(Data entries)
———

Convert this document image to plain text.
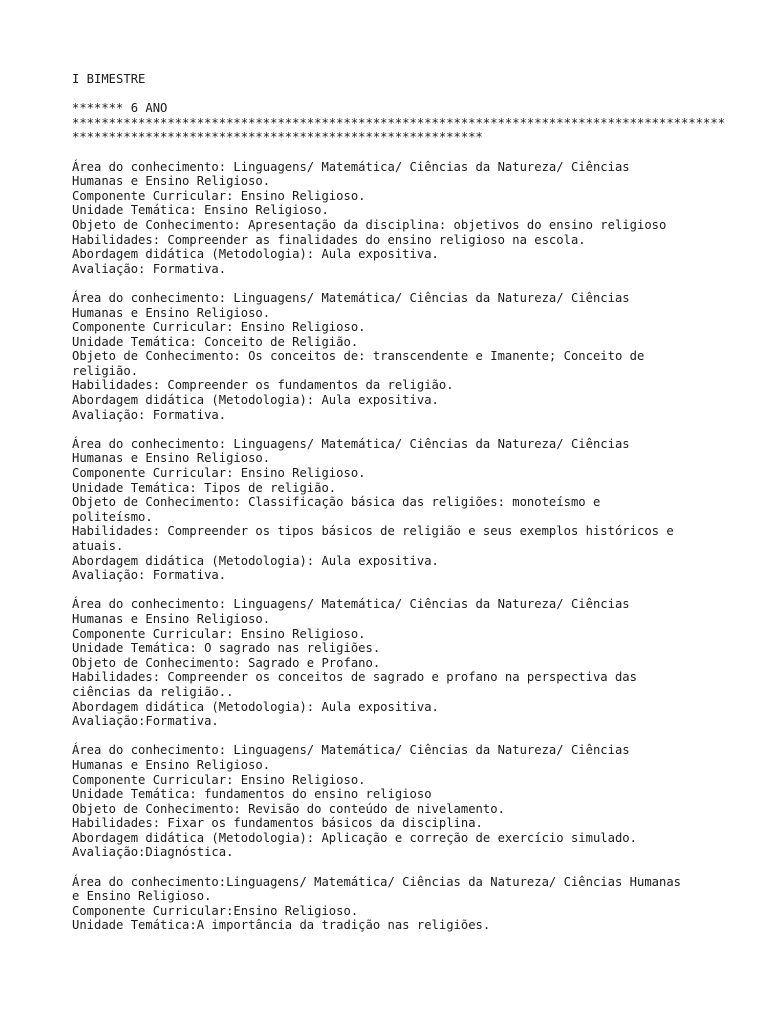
I BIMESTRE
******* 6 ANO
*****************************************************************************************
********************************************************
Área do conhecimento: Linguagens/ Matemática/ Ciências da Natureza/ Ciências
Humanas e Ensino Religioso.
Componente Curricular: Ensino Religioso.
Unidade Temática: Ensino Religioso.
Objeto de Conhecimento: Apresentação da disciplina: objetivos do ensino religioso
Habilidades: Compreender as finalidades do ensino religioso na escola.
Abordagem didática (Metodologia): Aula expositiva.
Avaliação: Formativa.
Área do conhecimento: Linguagens/ Matemática/ Ciências da Natureza/ Ciências
Humanas e Ensino Religioso.
Componente Curricular: Ensino Religioso.
Unidade Temática: Conceito de Religião.
Objeto de Conhecimento: Os conceitos de: transcendente e Imanente; Conceito de
religião.
Habilidades: Compreender os fundamentos da religião.
Abordagem didática (Metodologia): Aula expositiva.
Avaliação: Formativa.
Área do conhecimento: Linguagens/ Matemática/ Ciências da Natureza/ Ciências
Humanas e Ensino Religioso.
Componente Curricular: Ensino Religioso.
Unidade Temática: Tipos de religião.
Objeto de Conhecimento: Classificação básica das religiões: monoteísmo e
politeísmo.
Habilidades: Compreender os tipos básicos de religião e seus exemplos históricos e
atuais.
Abordagem didática (Metodologia): Aula expositiva.
Avaliação: Formativa.
Área do conhecimento: Linguagens/ Matemática/ Ciências da Natureza/ Ciências
Humanas e Ensino Religioso.
Componente Curricular: Ensino Religioso.
Unidade Temática: O sagrado nas religiões.
Objeto de Conhecimento: Sagrado e Profano.
Habilidades: Compreender os conceitos de sagrado e profano na perspectiva das
ciências da religião..
Abordagem didática (Metodologia): Aula expositiva.
Avaliação:Formativa.
Área do conhecimento: Linguagens/ Matemática/ Ciências da Natureza/ Ciências
Humanas e Ensino Religioso.
Componente Curricular: Ensino Religioso.
Unidade Temática: fundamentos do ensino religioso
Objeto de Conhecimento: Revisão do conteúdo de nivelamento.
Habilidades: Fixar os fundamentos básicos da disciplina.
Abordagem didática (Metodologia): Aplicação e correção de exercício simulado.
Avaliação:Diagnóstica.
Área do conhecimento:Linguagens/ Matemática/ Ciências da Natureza/ Ciências Humanas
e Ensino Religioso.
Componente Curricular:Ensino Religioso.
Unidade Temática:A importância da tradição nas religiões.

———

* **STATED GOAL**: Without the pictures, print the whole listing exactly as given.

* **REPLY TO THE TASK**:
Convert this document image to plain text.
I BIMESTRE
******* 6 ANO
*****************************************************************************************
********************************************************
Área do conhecimento: Linguagens/ Matemática/ Ciências da Natureza/ Ciências
Humanas e Ensino Religioso.
Componente Curricular: Ensino Religioso.
Unidade Temática: Ensino Religioso.
Objeto de Conhecimento: Apresentação da disciplina: objetivos do ensino religioso
Habilidades: Compreender as finalidades do ensino religioso na escola.
Abordagem didática (Metodologia): Aula expositiva.
Avaliação: Formativa.
Área do conhecimento: Linguagens/ Matemática/ Ciências da Natureza/ Ciências
Humanas e Ensino Religioso.
Componente Curricular: Ensino Religioso.
Unidade Temática: Conceito de Religião.
Objeto de Conhecimento: Os conceitos de: transcendente e Imanente; Conceito de
religião.
Habilidades: Compreender os fundamentos da religião.
Abordagem didática (Metodologia): Aula expositiva.
Avaliação: Formativa.
Área do conhecimento: Linguagens/ Matemática/ Ciências da Natureza/ Ciências
Humanas e Ensino Religioso.
Componente Curricular: Ensino Religioso.
Unidade Temática: Tipos de religião.
Objeto de Conhecimento: Classificação básica das religiões: monoteísmo e
politeísmo.
Habilidades: Compreender os tipos básicos de religião e seus exemplos históricos e
atuais.
Abordagem didática (Metodologia): Aula expositiva.
Avaliação: Formativa.
Área do conhecimento: Linguagens/ Matemática/ Ciências da Natureza/ Ciências
Humanas e Ensino Religioso.
Componente Curricular: Ensino Religioso.
Unidade Temática: O sagrado nas religiões.
Objeto de Conhecimento: Sagrado e Profano.
Habilidades: Compreender os conceitos de sagrado e profano na perspectiva das
ciências da religião..
Abordagem didática (Metodologia): Aula expositiva.
Avaliação:Formativa.
Área do conhecimento: Linguagens/ Matemática/ Ciências da Natureza/ Ciências
Humanas e Ensino Religioso.
Componente Curricular: Ensino Religioso.
Unidade Temática: fundamentos do ensino religioso
Objeto de Conhecimento: Revisão do conteúdo de nivelamento.
Habilidades: Fixar os fundamentos básicos da disciplina.
Abordagem didática (Metodologia): Aplicação e correção de exercício simulado.
Avaliação:Diagnóstica.
Área do conhecimento:Linguagens/ Matemática/ Ciências da Natureza/ Ciências Humanas
e Ensino Religioso.
Componente Curricular:Ensino Religioso.
Unidade Temática:A importância da tradição nas religiões.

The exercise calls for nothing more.